Passage:
--
It's crunch time: Blackstone teams up with ADIA, GIC for Haldiram Snacks bid:-ET

 

Mumbai/ New Delhi: A consortium led by Blackstone, the world’s largest private equity fund, along with Abu Dhabi Investment Authority (ADIA) and GIC of Singapore, submitted a non-binding bid late last week to acquire a controlling stake in Haldiram Snacks Food Pvt Ltd (HSFPL), the combined packaged snacks and foods business of the Delhi and Nagpur factions of the Agarwal family, said people aware of the matter.
The 87-year-old Haldiram is India’s largest snack and convenience foods company.


Blackstone and its partners are keen to buy 74-76% of the company, valuing the business at $8-8.5 billion (Rs 66,400-70,500 crore). ADIA and GIC are both limited partners or sponsors of Blackstone’s global funds. If the deal goes through, it will be the largest private equity buyout in India so far.Blackstone and ADIA declined to comment. GIC did not respond to ET's email.
--
Entries supplied:

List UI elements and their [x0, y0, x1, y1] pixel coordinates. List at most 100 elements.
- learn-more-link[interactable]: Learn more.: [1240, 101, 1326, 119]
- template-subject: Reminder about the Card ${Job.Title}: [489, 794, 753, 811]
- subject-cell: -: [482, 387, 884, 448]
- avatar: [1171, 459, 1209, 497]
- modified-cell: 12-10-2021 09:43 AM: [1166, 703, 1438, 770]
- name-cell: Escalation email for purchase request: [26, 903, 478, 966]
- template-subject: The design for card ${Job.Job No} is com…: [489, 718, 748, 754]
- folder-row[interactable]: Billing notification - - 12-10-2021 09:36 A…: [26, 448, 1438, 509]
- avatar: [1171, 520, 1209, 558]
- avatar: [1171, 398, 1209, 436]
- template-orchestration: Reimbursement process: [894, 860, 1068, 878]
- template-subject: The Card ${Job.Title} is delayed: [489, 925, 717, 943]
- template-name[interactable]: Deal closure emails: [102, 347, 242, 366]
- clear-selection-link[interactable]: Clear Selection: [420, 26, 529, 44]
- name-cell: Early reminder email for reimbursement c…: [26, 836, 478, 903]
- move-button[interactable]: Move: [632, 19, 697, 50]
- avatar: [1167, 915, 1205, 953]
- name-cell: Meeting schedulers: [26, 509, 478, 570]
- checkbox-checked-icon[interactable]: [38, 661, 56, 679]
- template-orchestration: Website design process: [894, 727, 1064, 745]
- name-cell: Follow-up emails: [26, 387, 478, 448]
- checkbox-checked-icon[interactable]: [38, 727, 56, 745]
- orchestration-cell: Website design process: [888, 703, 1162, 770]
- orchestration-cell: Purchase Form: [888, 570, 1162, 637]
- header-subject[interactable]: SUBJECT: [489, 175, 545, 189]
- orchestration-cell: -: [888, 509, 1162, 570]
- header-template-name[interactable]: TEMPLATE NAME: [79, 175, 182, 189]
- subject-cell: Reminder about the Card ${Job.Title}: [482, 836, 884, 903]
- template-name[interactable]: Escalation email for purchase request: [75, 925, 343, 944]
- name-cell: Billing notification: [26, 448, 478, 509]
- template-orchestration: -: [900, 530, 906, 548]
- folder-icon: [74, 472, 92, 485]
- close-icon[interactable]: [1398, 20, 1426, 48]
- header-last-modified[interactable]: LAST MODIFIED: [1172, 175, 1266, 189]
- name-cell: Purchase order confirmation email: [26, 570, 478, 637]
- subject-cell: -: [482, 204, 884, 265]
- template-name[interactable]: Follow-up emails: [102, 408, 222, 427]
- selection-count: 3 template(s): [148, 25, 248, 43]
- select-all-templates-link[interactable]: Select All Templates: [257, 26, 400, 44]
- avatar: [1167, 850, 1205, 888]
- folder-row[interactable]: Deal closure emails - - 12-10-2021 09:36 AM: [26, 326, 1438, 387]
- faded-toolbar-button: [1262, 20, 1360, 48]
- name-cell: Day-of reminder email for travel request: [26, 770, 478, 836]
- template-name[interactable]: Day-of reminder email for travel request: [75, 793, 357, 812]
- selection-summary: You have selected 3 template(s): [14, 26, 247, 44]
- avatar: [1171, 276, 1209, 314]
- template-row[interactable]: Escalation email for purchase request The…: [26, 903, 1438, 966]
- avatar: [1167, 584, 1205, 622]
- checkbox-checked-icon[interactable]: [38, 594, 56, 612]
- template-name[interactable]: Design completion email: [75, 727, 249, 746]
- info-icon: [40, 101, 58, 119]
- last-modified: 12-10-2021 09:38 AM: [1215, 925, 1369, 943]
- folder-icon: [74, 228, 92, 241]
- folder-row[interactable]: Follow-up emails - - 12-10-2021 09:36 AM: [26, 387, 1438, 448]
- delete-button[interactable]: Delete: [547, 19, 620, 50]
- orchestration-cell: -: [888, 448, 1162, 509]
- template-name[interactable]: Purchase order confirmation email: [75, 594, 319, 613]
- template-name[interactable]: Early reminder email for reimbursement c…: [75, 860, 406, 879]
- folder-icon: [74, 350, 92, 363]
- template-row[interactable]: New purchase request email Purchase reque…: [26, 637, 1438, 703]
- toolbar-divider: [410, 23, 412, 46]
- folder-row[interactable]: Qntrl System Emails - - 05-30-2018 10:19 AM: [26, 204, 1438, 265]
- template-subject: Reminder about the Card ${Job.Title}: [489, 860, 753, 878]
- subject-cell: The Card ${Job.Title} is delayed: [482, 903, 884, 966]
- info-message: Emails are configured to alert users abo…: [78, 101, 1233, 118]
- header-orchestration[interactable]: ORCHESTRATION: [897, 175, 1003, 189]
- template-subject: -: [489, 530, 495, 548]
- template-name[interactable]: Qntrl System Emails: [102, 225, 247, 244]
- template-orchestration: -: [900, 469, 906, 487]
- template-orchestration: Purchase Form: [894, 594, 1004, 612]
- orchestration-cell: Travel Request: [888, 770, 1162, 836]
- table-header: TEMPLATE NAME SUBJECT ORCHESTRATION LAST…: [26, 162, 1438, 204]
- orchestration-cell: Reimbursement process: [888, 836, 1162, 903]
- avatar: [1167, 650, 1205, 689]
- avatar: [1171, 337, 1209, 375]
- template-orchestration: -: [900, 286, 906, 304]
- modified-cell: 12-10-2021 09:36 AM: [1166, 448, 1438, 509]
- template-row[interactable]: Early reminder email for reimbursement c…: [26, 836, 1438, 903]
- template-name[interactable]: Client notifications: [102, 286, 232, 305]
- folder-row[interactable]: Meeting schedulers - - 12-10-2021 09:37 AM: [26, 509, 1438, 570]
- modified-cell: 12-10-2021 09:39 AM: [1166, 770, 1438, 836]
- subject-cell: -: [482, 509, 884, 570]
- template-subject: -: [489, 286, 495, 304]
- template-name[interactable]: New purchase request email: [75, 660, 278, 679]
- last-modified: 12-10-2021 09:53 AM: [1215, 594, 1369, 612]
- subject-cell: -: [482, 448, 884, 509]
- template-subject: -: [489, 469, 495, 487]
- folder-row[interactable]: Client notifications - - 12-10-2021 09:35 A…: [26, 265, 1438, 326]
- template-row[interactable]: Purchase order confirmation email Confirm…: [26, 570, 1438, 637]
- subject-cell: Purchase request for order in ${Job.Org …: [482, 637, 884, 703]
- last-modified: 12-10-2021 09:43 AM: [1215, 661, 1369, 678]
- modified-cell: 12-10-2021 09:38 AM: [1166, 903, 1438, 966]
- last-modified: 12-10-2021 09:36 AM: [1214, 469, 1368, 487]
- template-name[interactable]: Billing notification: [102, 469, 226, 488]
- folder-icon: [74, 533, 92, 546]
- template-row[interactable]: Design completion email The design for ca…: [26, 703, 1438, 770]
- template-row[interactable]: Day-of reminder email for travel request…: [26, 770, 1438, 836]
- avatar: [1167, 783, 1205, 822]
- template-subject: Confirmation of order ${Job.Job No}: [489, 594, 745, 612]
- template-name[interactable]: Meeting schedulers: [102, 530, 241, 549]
--
Aim of the task: Please reproduce the whole Haldiram Snacks bid article word for word. The records were taken from a different source.

Expected output:
It's crunch time: Blackstone teams up with ADIA, GIC for Haldiram Snacks bid:-ET

 

Mumbai/ New Delhi: A consortium led by Blackstone, the world’s largest private equity fund, along with Abu Dhabi Investment Authority (ADIA) and GIC of Singapore, submitted a non-binding bid late last week to acquire a controlling stake in Haldiram Snacks Food Pvt Ltd (HSFPL), the combined packaged snacks and foods business of the Delhi and Nagpur factions of the Agarwal family, said people aware of the matter.
The 87-year-old Haldiram is India’s largest snack and convenience foods company.


Blackstone and its partners are keen to buy 74-76% of the company, valuing the business at $8-8.5 billion (Rs 66,400-70,500 crore). ADIA and GIC are both limited partners or sponsors of Blackstone’s global funds. If the deal goes through, it will be the largest private equity buyout in India so far.Blackstone and ADIA declined to comment. GIC did not respond to ET's email.